[START OF GIVEN RECORDS]

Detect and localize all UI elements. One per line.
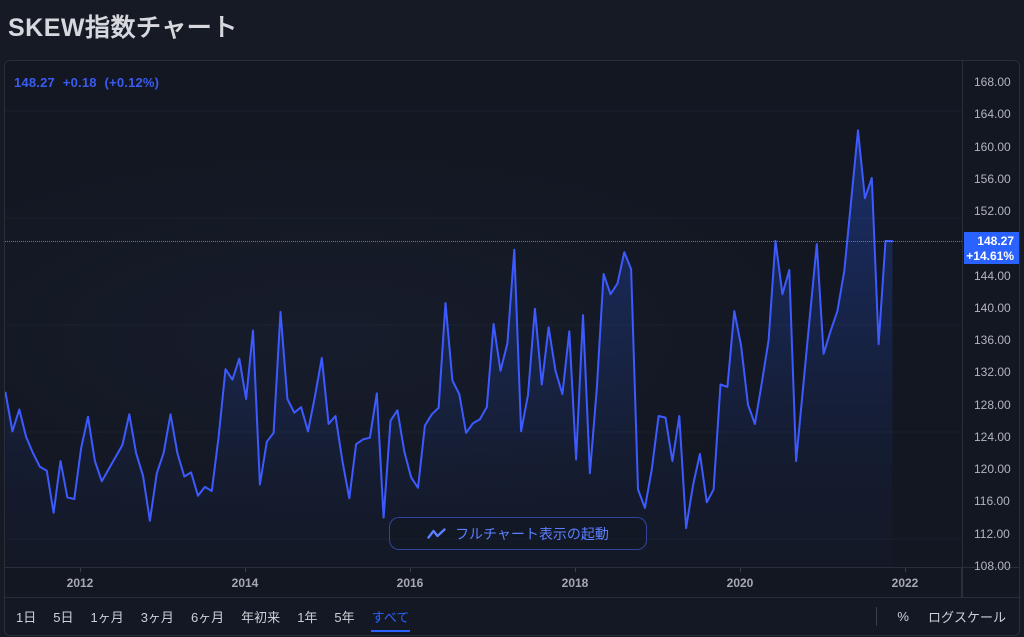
line-chart-icon [427, 528, 446, 540]
current-price-line [5, 241, 962, 242]
y-axis-label: 156.00 [974, 172, 1011, 186]
range-button-ytd[interactable]: 年初来 [240, 601, 281, 632]
y-axis-label: 108.00 [974, 559, 1011, 573]
x-axis-label: 2012 [67, 576, 94, 590]
x-axis[interactable]: 2012 2014 2016 2018 2020 2022 [5, 567, 1019, 597]
range-button-1mo[interactable]: 1ヶ月 [89, 601, 124, 632]
x-axis-tick [740, 568, 741, 572]
x-axis-tick [575, 568, 576, 572]
x-axis-label: 2020 [727, 576, 754, 590]
range-button-1y[interactable]: 1年 [296, 601, 318, 632]
percent-scale-button[interactable]: % [896, 603, 910, 630]
badge-price: 148.27 [964, 234, 1014, 249]
y-axis-label: 112.00 [974, 527, 1010, 541]
x-axis-tick [245, 568, 246, 572]
range-button-5y[interactable]: 5年 [333, 601, 355, 632]
y-axis-label: 168.00 [974, 75, 1011, 89]
range-button-1d[interactable]: 1日 [15, 601, 37, 632]
chart-card: 148.27 +0.18 (+0.12%) 148.27 +14.61% 168… [4, 60, 1020, 636]
y-axis-label: 160.00 [974, 140, 1011, 154]
badge-change-percent: +14.61% [964, 249, 1014, 264]
launch-full-chart-button[interactable]: フルチャート表示の起動 [389, 517, 647, 550]
x-axis-label: 2016 [397, 576, 424, 590]
x-axis-tick [80, 568, 81, 572]
x-axis-tick [905, 568, 906, 572]
y-axis-label: 152.00 [974, 204, 1011, 218]
y-axis-label: 128.00 [974, 398, 1011, 412]
x-axis-tick [410, 568, 411, 572]
range-toolbar: 1日 5日 1ヶ月 3ヶ月 6ヶ月年初来 1年 5年すべて % ログスケール [5, 597, 1019, 635]
y-axis-label: 132.00 [974, 365, 1011, 379]
range-button-5d[interactable]: 5日 [52, 601, 74, 632]
y-axis-label: 136.00 [974, 333, 1011, 347]
range-button-all[interactable]: すべて [371, 601, 411, 632]
chart-plot-area[interactable]: 148.27 +0.18 (+0.12%) 148.27 +14.61% 168… [5, 61, 1019, 567]
x-axis-label: 2018 [562, 576, 589, 590]
y-axis-label: 116.00 [974, 494, 1010, 508]
toolbar-divider [876, 607, 877, 626]
scale-controls: % ログスケール [876, 601, 1007, 632]
range-button-group: 1日 5日 1ヶ月 3ヶ月 6ヶ月年初来 1年 5年すべて [15, 601, 410, 632]
y-axis-label: 124.00 [974, 430, 1011, 444]
y-axis-label: 120.00 [974, 462, 1011, 476]
y-axis[interactable]: 148.27 +14.61% 168.00 164.00 160.00 156.00 1… [962, 61, 1019, 597]
quote-price: 148.27 [14, 75, 55, 90]
y-axis-label: 140.00 [974, 301, 1011, 315]
launch-button-label: フルチャート表示の起動 [455, 524, 609, 544]
quote-change-percent: (+0.12%) [105, 75, 160, 90]
quote-change: +0.18 [63, 75, 97, 90]
y-axis-label: 144.00 [974, 269, 1011, 283]
range-button-6mo[interactable]: 6ヶ月 [190, 601, 225, 632]
page-title: SKEW指数チャート [8, 8, 238, 44]
current-price-badge: 148.27 +14.61% [964, 232, 1019, 264]
x-axis-label: 2014 [232, 576, 259, 590]
y-axis-label: 164.00 [974, 107, 1011, 121]
range-button-3mo[interactable]: 3ヶ月 [140, 601, 175, 632]
quote-summary: 148.27 +0.18 (+0.12%) [14, 75, 163, 90]
x-axis-label: 2022 [892, 576, 919, 590]
log-scale-button[interactable]: ログスケール [927, 601, 1007, 632]
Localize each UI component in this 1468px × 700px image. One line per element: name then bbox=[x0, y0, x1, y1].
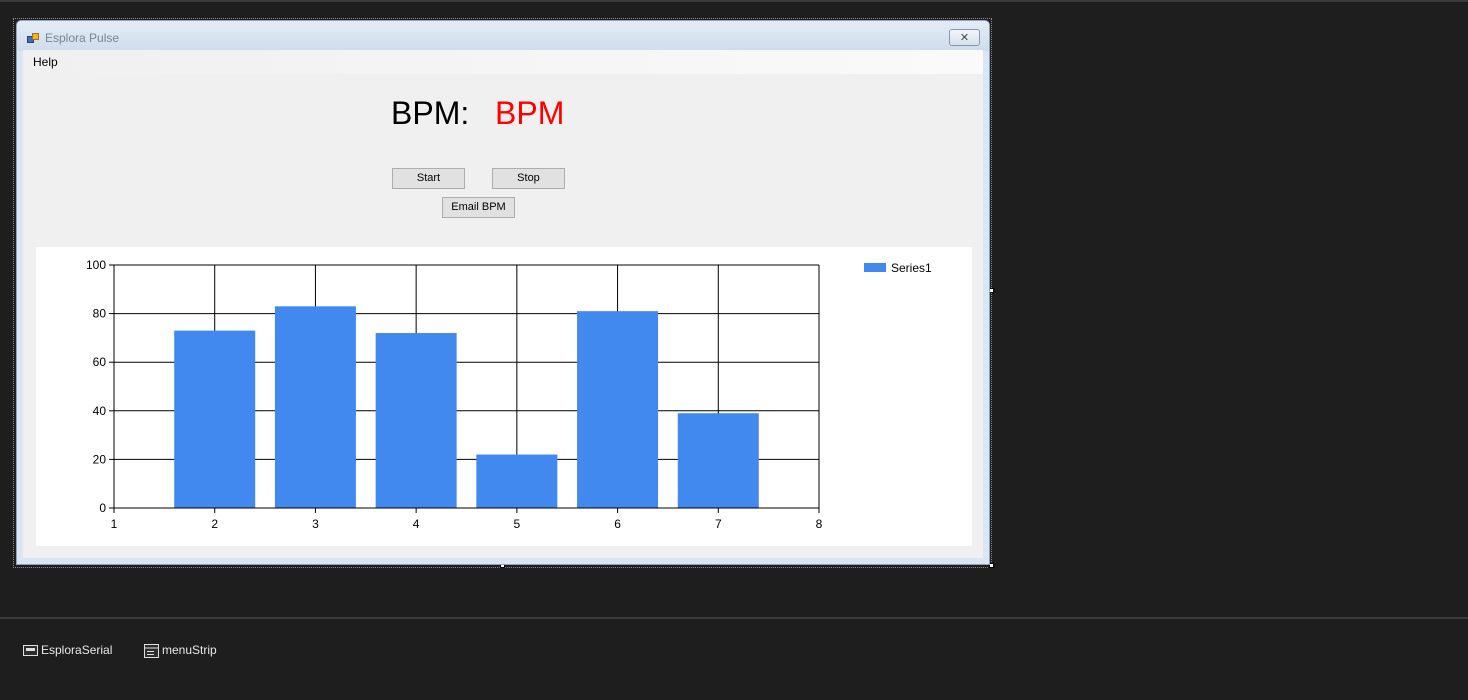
x-tick-label: 6 bbox=[614, 517, 621, 531]
bpm-label: BPM: bbox=[391, 95, 470, 131]
close-icon: ✕ bbox=[959, 31, 970, 44]
chart-bar bbox=[677, 413, 759, 508]
email-bpm-button[interactable]: Email BPM bbox=[442, 197, 515, 218]
x-tick-label: 2 bbox=[211, 517, 218, 531]
x-tick-label: 4 bbox=[413, 517, 420, 531]
menu-item-help[interactable]: Help bbox=[33, 55, 58, 69]
chart-bar bbox=[476, 454, 558, 508]
bpm-chart: 0 20 40 60 80 100 1 2 3 4 5 6 7 8 Series1 bbox=[86, 258, 932, 531]
component-tray: EsploraSerial menuStrip bbox=[0, 617, 1468, 700]
y-tick-label: 20 bbox=[93, 452, 107, 466]
form-window[interactable]: Esplora Pulse ✕ Help BPM: BPM Start Stop… bbox=[16, 20, 990, 565]
y-tick-label: 40 bbox=[93, 404, 107, 418]
chart-bar bbox=[274, 306, 356, 508]
app-icon bbox=[27, 33, 39, 44]
y-tick-label: 100 bbox=[86, 258, 106, 272]
tray-item-esploraserial[interactable]: EsploraSerial bbox=[23, 643, 112, 657]
stop-button[interactable]: Stop bbox=[492, 168, 565, 189]
menustrip-icon bbox=[144, 643, 159, 658]
chart-bar bbox=[375, 333, 457, 508]
tray-item-label: menuStrip bbox=[162, 643, 217, 657]
x-tick-label: 3 bbox=[312, 517, 319, 531]
title-bar[interactable]: Esplora Pulse ✕ bbox=[17, 21, 989, 51]
tray-item-label: EsploraSerial bbox=[41, 643, 113, 657]
x-tick-label: 8 bbox=[816, 517, 823, 531]
window-title: Esplora Pulse bbox=[45, 31, 120, 45]
designer-surface: Esplora Pulse ✕ Help BPM: BPM Start Stop… bbox=[0, 2, 1468, 618]
close-button[interactable]: ✕ bbox=[949, 29, 980, 46]
serial-port-icon bbox=[23, 645, 38, 657]
y-tick-label: 0 bbox=[99, 501, 106, 515]
y-tick-label: 80 bbox=[93, 307, 107, 321]
start-button[interactable]: Start bbox=[392, 168, 465, 189]
chart-bar bbox=[174, 330, 256, 508]
x-tick-label: 7 bbox=[715, 517, 722, 531]
tray-item-menustrip[interactable]: menuStrip bbox=[144, 643, 217, 658]
y-tick-label: 60 bbox=[93, 355, 107, 369]
legend-swatch bbox=[864, 263, 886, 272]
x-tick-label: 1 bbox=[111, 517, 118, 531]
legend-label: Series1 bbox=[891, 261, 932, 275]
x-tick-label: 5 bbox=[514, 517, 521, 531]
chart-bar bbox=[577, 311, 659, 508]
menu-strip: Help bbox=[23, 50, 983, 74]
bpm-value: BPM bbox=[495, 95, 565, 131]
chart-panel: 0 20 40 60 80 100 1 2 3 4 5 6 7 8 Series1 bbox=[36, 247, 972, 546]
form-client-area: Help BPM: BPM Start Stop Email BPM 0 20 40… bbox=[23, 50, 983, 558]
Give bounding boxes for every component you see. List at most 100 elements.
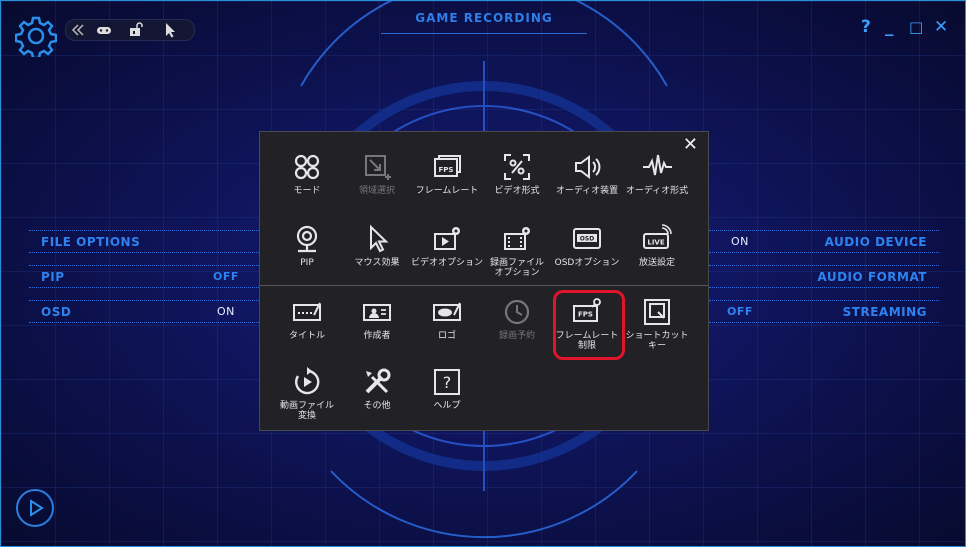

[END OF GIVEN RECORDS]

# [WRITTEN TASK]
Reproduce all the records above, replacing "range-button" with "period-button" wherever it occurs and leaving everything else unchanged. Omit the pictures from your answer.

# [SOLVED EXERCISE]
Detect and localize all UI elements. One per line.
line-chart-icon [427, 528, 446, 540]
current-price-line [5, 241, 962, 242]
y-axis-label: 156.00 [974, 172, 1011, 186]
period-button-ytd[interactable]: 年初来 [240, 601, 281, 632]
y-axis-label: 108.00 [974, 559, 1011, 573]
x-axis-label: 2012 [67, 576, 94, 590]
x-axis[interactable]: 2012 2014 2016 2018 2020 2022 [5, 567, 1019, 597]
period-button-1mo[interactable]: 1ヶ月 [89, 601, 124, 632]
x-axis-tick [740, 568, 741, 572]
x-axis-tick [575, 568, 576, 572]
x-axis-label: 2020 [727, 576, 754, 590]
period-button-1y[interactable]: 1年 [296, 601, 318, 632]
percent-scale-button[interactable]: % [896, 603, 910, 630]
badge-price: 148.27 [964, 234, 1014, 249]
y-axis-label: 112.00 [974, 527, 1010, 541]
x-axis-tick [245, 568, 246, 572]
period-button-5y[interactable]: 5年 [333, 601, 355, 632]
y-axis-label: 168.00 [974, 75, 1011, 89]
period-button-1d[interactable]: 1日 [15, 601, 37, 632]
chart-card: 148.27 +0.18 (+0.12%) 148.27 +14.61% 168… [4, 60, 1020, 636]
y-axis-label: 160.00 [974, 140, 1011, 154]
badge-change-percent: +14.61% [964, 249, 1014, 264]
launch-full-chart-button[interactable]: フルチャート表示の起動 [389, 517, 647, 550]
x-axis-label: 2016 [397, 576, 424, 590]
x-axis-tick [80, 568, 81, 572]
x-axis-tick [905, 568, 906, 572]
y-axis-label: 152.00 [974, 204, 1011, 218]
y-axis-label: 128.00 [974, 398, 1011, 412]
x-axis-tick [410, 568, 411, 572]
range-toolbar: 1日 5日 1ヶ月 3ヶ月 6ヶ月年初来 1年 5年すべて % ログスケール [5, 597, 1019, 635]
y-axis-label: 132.00 [974, 365, 1011, 379]
period-button-5d[interactable]: 5日 [52, 601, 74, 632]
y-axis-label: 136.00 [974, 333, 1011, 347]
period-button-all[interactable]: すべて [371, 601, 411, 632]
chart-plot-area[interactable]: 148.27 +0.18 (+0.12%) 148.27 +14.61% 168… [5, 61, 1019, 567]
x-axis-label: 2018 [562, 576, 589, 590]
y-axis-label: 116.00 [974, 494, 1010, 508]
toolbar-divider [876, 607, 877, 626]
scale-controls: % ログスケール [876, 601, 1007, 632]
period-button-group: 1日 5日 1ヶ月 3ヶ月 6ヶ月年初来 1年 5年すべて [15, 601, 410, 632]
y-axis-label: 124.00 [974, 430, 1011, 444]
y-axis-label: 120.00 [974, 462, 1011, 476]
y-axis[interactable]: 148.27 +14.61% 168.00 164.00 160.00 156.00 1… [962, 61, 1019, 597]
quote-price: 148.27 [14, 75, 55, 90]
y-axis-label: 140.00 [974, 301, 1011, 315]
launch-button-label: フルチャート表示の起動 [455, 524, 609, 544]
quote-change-percent: (+0.12%) [105, 75, 160, 90]
quote-change: +0.18 [63, 75, 97, 90]
y-axis-label: 144.00 [974, 269, 1011, 283]
period-button-6mo[interactable]: 6ヶ月 [190, 601, 225, 632]
page-title: SKEW指数チャート [8, 8, 238, 44]
current-price-badge: 148.27 +14.61% [964, 232, 1019, 264]
x-axis-label: 2014 [232, 576, 259, 590]
y-axis-label: 164.00 [974, 107, 1011, 121]
period-button-3mo[interactable]: 3ヶ月 [140, 601, 175, 632]
quote-summary: 148.27 +0.18 (+0.12%) [14, 75, 163, 90]
x-axis-label: 2022 [892, 576, 919, 590]
log-scale-button[interactable]: ログスケール [927, 601, 1007, 632]
Localize each UI component in this 1468px × 700px image. One line per element: name then bbox=[x0, y0, x1, y1].
x-tick-label: 6 bbox=[614, 517, 621, 531]
bpm-label: BPM: bbox=[391, 95, 470, 131]
close-icon: ✕ bbox=[959, 31, 970, 44]
chart-bar bbox=[677, 413, 759, 508]
email-bpm-button[interactable]: Email BPM bbox=[442, 197, 515, 218]
x-tick-label: 2 bbox=[211, 517, 218, 531]
x-tick-label: 4 bbox=[413, 517, 420, 531]
menu-item-help[interactable]: Help bbox=[33, 55, 58, 69]
chart-bar bbox=[476, 454, 558, 508]
bpm-chart: 0 20 40 60 80 100 1 2 3 4 5 6 7 8 Series1 bbox=[86, 258, 932, 531]
component-tray: EsploraSerial menuStrip bbox=[0, 617, 1468, 700]
y-tick-label: 20 bbox=[93, 452, 107, 466]
form-window[interactable]: Esplora Pulse ✕ Help BPM: BPM Start Stop… bbox=[16, 20, 990, 565]
y-tick-label: 40 bbox=[93, 404, 107, 418]
chart-bar bbox=[274, 306, 356, 508]
app-icon bbox=[27, 33, 39, 44]
y-tick-label: 100 bbox=[86, 258, 106, 272]
tray-item-esploraserial[interactable]: EsploraSerial bbox=[23, 643, 112, 657]
stop-button[interactable]: Stop bbox=[492, 168, 565, 189]
menustrip-icon bbox=[144, 643, 159, 658]
chart-bar bbox=[375, 333, 457, 508]
tray-item-label: menuStrip bbox=[162, 643, 217, 657]
x-tick-label: 3 bbox=[312, 517, 319, 531]
title-bar[interactable]: Esplora Pulse ✕ bbox=[17, 21, 989, 51]
tray-item-label: EsploraSerial bbox=[41, 643, 113, 657]
x-tick-label: 8 bbox=[816, 517, 823, 531]
window-title: Esplora Pulse bbox=[45, 31, 120, 45]
designer-surface: Esplora Pulse ✕ Help BPM: BPM Start Stop… bbox=[0, 2, 1468, 618]
close-button[interactable]: ✕ bbox=[949, 29, 980, 46]
serial-port-icon bbox=[23, 645, 38, 657]
y-tick-label: 0 bbox=[99, 501, 106, 515]
y-tick-label: 80 bbox=[93, 307, 107, 321]
start-button[interactable]: Start bbox=[392, 168, 465, 189]
chart-bar bbox=[174, 330, 256, 508]
x-tick-label: 7 bbox=[715, 517, 722, 531]
tray-item-menustrip[interactable]: menuStrip bbox=[144, 643, 217, 658]
y-tick-label: 60 bbox=[93, 355, 107, 369]
legend-swatch bbox=[864, 263, 886, 272]
x-tick-label: 1 bbox=[111, 517, 118, 531]
legend-label: Series1 bbox=[891, 261, 932, 275]
x-tick-label: 5 bbox=[514, 517, 521, 531]
chart-bar bbox=[577, 311, 659, 508]
menu-strip: Help bbox=[23, 50, 983, 74]
bpm-value: BPM bbox=[495, 95, 565, 131]
chart-panel: 0 20 40 60 80 100 1 2 3 4 5 6 7 8 Series1 bbox=[36, 247, 972, 546]
form-client-area: Help BPM: BPM Start Stop Email BPM 0 20 40… bbox=[23, 50, 983, 558]
Give bounding boxes for every component you see. List at most 100 elements.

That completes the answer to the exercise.